▶ [Directions for this task]:
Count every line below in which "index" occurs, then give only the count.

** BEGIN Extracted records **

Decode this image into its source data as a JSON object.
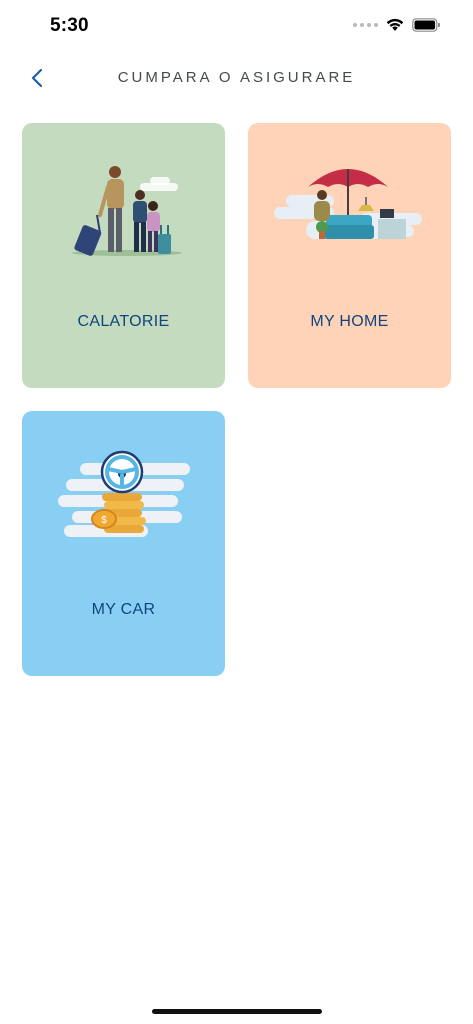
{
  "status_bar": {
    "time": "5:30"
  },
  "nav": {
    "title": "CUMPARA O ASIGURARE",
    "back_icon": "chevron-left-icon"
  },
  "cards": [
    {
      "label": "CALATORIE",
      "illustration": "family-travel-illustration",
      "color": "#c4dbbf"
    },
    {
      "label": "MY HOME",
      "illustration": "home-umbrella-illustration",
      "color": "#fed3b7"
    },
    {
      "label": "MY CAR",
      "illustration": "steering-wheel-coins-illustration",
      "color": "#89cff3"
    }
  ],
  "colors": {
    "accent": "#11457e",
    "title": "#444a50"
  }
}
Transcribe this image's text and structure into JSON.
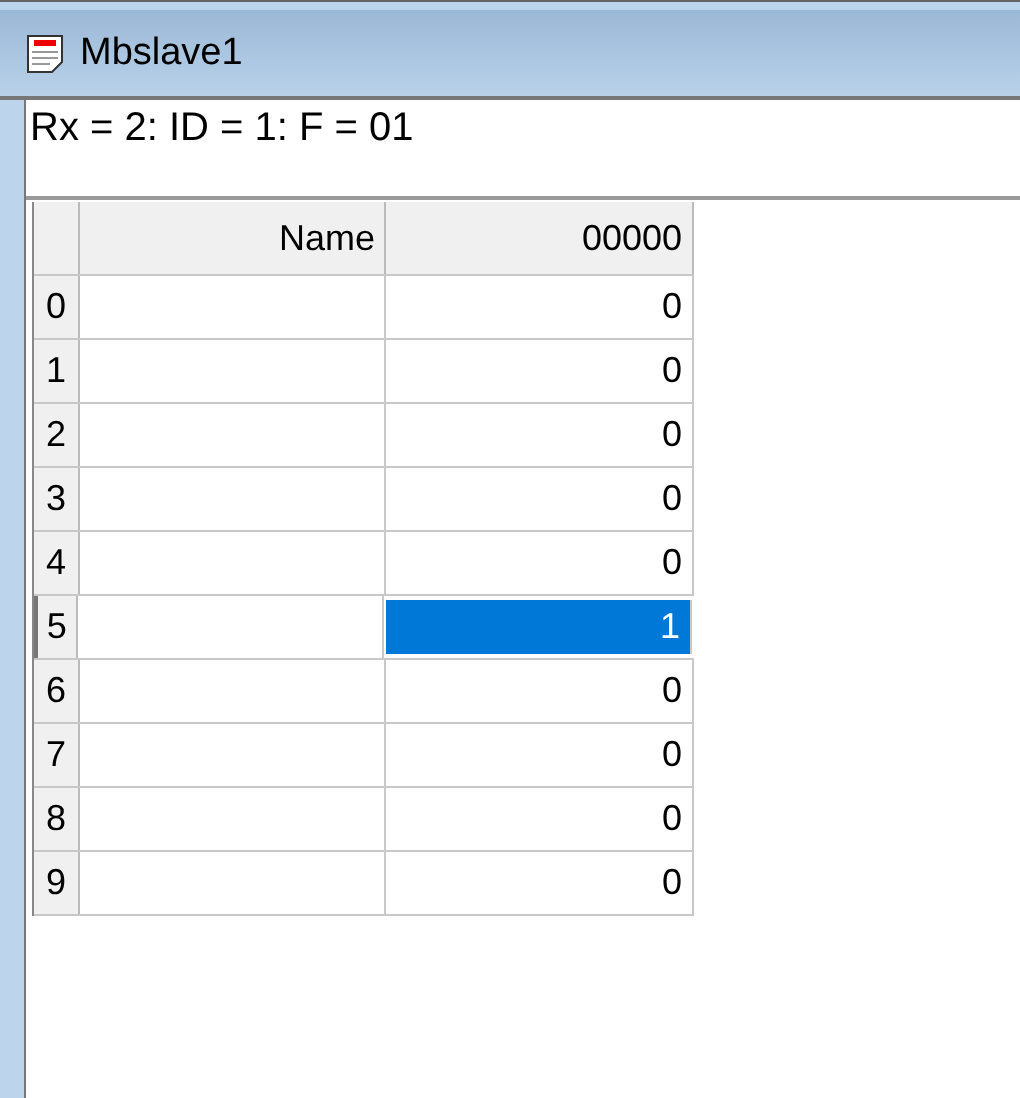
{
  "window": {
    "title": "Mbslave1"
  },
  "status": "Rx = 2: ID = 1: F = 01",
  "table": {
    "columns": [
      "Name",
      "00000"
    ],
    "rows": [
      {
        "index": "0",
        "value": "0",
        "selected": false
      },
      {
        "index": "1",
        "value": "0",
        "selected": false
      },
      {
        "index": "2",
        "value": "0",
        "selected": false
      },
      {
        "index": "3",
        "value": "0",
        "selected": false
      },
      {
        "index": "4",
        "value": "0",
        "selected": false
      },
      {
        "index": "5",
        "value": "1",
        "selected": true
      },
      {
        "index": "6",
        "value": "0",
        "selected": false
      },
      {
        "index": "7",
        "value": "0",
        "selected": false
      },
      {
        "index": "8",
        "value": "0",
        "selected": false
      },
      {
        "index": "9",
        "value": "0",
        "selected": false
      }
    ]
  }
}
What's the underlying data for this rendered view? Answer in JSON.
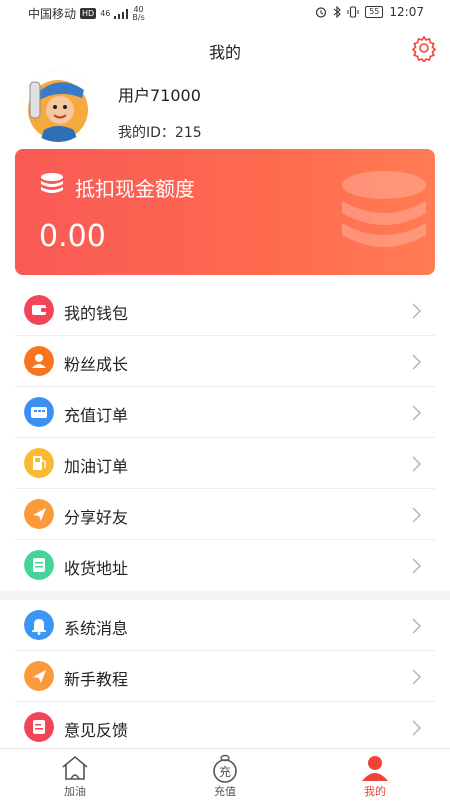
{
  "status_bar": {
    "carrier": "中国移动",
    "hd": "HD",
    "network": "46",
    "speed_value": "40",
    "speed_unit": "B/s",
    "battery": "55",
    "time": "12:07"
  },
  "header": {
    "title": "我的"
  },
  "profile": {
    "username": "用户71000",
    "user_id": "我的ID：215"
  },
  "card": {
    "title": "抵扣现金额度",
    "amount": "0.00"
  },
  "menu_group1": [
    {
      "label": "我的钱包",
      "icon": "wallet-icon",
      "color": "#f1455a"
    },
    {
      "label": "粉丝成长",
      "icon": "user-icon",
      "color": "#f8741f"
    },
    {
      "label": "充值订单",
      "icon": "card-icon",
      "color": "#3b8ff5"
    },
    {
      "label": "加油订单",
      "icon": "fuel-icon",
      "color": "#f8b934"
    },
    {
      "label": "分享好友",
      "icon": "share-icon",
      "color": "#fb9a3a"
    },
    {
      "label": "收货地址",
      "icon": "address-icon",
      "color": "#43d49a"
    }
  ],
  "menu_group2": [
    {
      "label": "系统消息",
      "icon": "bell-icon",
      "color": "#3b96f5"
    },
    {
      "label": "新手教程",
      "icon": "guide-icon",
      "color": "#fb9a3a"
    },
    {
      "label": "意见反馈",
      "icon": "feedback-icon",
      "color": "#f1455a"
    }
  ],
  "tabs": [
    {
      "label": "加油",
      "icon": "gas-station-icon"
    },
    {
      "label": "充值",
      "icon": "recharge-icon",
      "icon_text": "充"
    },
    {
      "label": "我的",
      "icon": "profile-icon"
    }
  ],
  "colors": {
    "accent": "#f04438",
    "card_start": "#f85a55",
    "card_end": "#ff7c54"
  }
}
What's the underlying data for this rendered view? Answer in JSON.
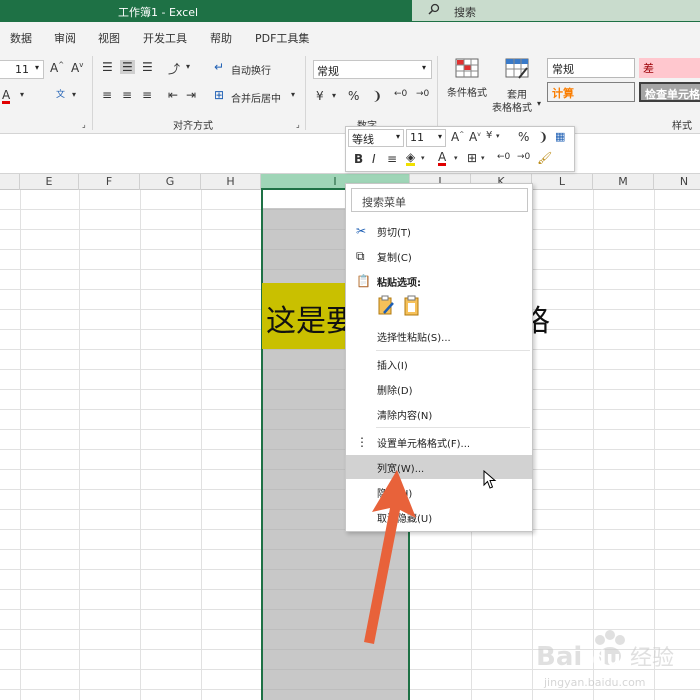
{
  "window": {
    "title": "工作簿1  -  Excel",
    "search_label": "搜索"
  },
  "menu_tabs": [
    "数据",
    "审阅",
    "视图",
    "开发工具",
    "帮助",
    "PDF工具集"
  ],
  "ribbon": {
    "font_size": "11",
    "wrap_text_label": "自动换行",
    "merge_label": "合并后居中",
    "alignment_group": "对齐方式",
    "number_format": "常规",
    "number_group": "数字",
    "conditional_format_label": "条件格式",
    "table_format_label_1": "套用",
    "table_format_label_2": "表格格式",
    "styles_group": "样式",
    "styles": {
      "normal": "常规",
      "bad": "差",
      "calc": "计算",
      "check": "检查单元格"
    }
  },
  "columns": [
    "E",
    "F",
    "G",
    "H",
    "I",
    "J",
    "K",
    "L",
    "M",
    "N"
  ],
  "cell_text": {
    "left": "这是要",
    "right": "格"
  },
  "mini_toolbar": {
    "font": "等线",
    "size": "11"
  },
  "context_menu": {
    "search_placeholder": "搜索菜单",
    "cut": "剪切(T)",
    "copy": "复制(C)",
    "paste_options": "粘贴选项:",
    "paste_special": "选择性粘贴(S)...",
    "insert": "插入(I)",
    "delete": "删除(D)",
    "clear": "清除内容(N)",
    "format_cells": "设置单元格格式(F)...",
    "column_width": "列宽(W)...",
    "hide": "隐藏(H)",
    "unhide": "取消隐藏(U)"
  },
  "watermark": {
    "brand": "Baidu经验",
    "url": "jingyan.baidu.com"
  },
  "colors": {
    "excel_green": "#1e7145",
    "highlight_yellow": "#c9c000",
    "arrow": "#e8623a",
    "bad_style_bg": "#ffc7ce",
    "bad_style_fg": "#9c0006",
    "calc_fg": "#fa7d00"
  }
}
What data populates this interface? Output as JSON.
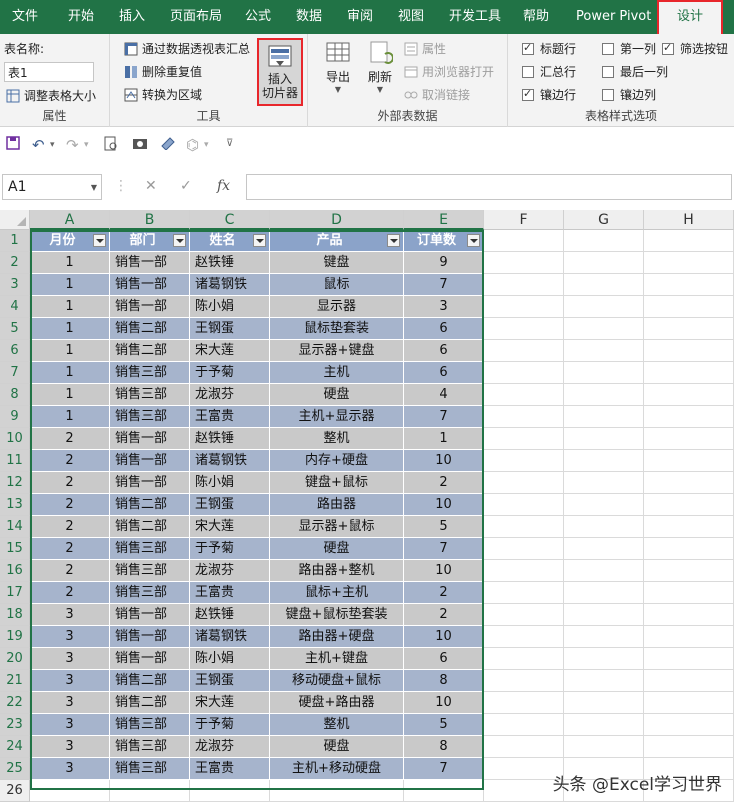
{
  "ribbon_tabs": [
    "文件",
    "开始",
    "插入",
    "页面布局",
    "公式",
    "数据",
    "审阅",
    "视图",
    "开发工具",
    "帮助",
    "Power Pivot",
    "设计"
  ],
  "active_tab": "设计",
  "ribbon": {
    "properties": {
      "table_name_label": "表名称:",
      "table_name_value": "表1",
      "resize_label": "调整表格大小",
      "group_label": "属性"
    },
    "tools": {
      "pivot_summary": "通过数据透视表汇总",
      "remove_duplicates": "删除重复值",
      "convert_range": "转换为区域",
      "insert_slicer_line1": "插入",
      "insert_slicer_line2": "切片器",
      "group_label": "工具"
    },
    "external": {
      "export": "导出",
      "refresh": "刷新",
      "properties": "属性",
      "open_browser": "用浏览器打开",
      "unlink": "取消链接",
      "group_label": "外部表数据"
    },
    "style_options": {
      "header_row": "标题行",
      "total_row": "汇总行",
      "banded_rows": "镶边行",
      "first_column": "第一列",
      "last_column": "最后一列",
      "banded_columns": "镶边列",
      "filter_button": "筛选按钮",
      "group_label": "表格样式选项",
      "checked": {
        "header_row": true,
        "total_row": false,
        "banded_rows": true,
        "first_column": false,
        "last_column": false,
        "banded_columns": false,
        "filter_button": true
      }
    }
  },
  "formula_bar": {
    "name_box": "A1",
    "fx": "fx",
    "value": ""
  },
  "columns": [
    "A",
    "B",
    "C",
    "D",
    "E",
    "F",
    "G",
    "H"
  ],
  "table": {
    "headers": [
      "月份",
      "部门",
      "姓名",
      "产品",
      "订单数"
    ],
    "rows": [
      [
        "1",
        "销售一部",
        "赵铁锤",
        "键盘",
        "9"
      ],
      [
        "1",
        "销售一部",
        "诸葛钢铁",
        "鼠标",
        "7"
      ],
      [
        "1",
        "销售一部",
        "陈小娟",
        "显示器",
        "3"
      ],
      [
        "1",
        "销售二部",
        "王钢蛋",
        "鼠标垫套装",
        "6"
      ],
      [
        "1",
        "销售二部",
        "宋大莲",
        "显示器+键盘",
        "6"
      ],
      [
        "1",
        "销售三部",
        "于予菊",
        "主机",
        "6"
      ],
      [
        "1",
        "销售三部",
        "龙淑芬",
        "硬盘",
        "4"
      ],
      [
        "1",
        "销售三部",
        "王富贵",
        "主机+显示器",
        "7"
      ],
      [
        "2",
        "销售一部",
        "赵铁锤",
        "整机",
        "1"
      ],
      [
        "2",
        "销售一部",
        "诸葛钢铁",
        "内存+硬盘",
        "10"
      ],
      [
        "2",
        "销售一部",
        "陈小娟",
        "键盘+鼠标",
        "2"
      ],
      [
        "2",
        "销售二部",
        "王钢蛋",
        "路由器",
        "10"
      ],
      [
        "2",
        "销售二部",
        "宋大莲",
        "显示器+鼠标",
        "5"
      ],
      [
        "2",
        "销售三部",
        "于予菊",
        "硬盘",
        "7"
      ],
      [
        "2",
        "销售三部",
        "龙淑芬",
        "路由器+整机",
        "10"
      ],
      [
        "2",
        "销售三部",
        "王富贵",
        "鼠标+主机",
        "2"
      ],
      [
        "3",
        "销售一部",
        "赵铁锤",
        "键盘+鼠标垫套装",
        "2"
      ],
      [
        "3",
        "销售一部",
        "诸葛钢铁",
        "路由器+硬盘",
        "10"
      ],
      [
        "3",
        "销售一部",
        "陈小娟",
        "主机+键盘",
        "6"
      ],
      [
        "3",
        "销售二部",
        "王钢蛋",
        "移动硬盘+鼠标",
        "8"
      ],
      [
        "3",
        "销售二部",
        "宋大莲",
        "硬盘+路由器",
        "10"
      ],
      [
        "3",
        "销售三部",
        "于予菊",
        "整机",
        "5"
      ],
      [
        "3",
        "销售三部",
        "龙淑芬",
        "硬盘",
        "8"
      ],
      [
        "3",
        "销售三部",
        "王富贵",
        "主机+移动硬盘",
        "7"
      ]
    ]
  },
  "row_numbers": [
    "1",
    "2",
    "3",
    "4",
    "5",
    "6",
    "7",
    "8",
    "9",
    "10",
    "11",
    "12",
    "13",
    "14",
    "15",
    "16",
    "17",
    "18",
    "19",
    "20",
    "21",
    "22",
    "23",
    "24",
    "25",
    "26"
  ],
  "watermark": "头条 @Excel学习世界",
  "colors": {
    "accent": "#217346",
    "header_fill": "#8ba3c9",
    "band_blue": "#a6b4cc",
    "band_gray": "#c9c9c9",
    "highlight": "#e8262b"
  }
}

** END Extracted records **

▶ [Exercise output]:
10